> EXERCISE DIRECTIONS: In the passage on heritage restoration research, what mixture did one research partnership use in a new surface treatment to make mortar impermeable?

> PASSAGE:
=-=-=-=-=

These research projects very often involve specialised small and medium-sized companies, which are capable - thanks to their knowledge of a material - of providing specific solutions derived from those which they have developed for other applications. Technology transfer from industry to heritage and vice versa is very often the rule.

Brick architecture: what happens when the joints give way
Brick architecture, familiar to the inhabitants of many European countries, is ailing. Increasing pollution in towns is attacking the cement mortar joints. Several transnational projects have studied the nature and composition of Roman cements in order to perform restoration operations which are gentler and more durable than is presently possible. Another research partnership has also developed a new surface treatment to make mortar impermeable, using a mixture of silicon and biocides.

Materials under the magnifying glass

Microscopes on site
What do the Roman necropolis in Carmona (Andalucia), the castle of Herberstein (Austria), and the church of St Martin in Greene (Germany) have in common? All these monuments have frescoes which have been attacked by humidity and on which
a number of micro-organisms are feeding. European scientists and SMEs have worked together to identify them, taking minuscule samples of paint from them thanks to a
"non-invasive" technology. They then treated them with different methods in order to select the most appropriate remedy, both for the frescoes and for the health of the restorers.

=-=-=-=-=

> INFORMATION PROVIDED:

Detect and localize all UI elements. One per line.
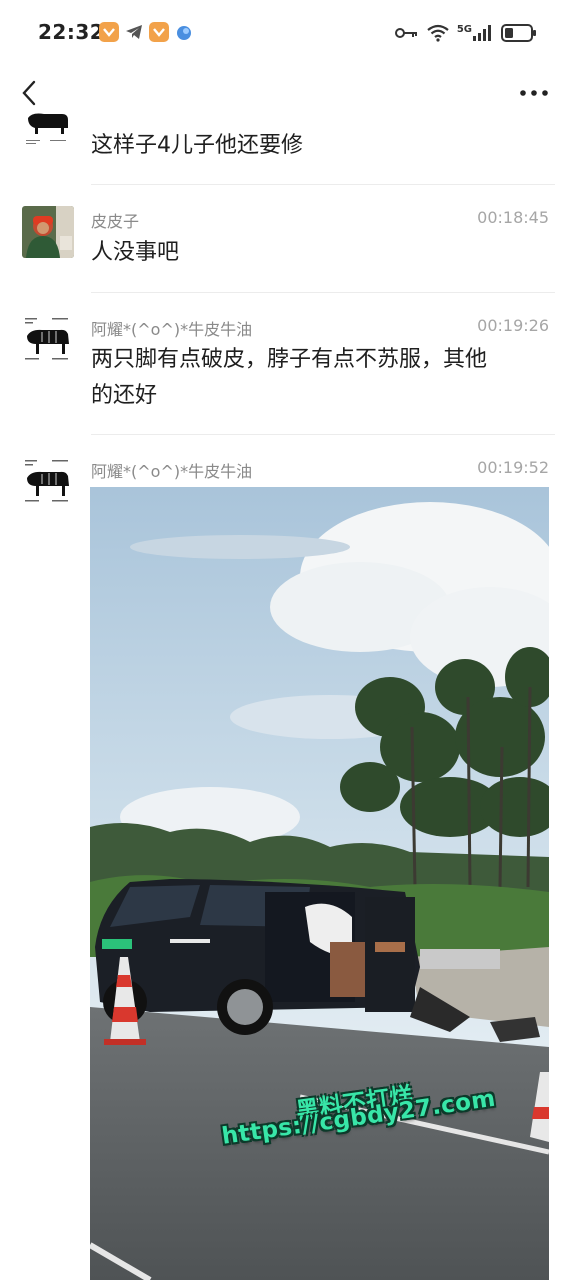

=-=-=-=-=

> SOLUTION TO THIS TASK: A mixture of silicon and biocides.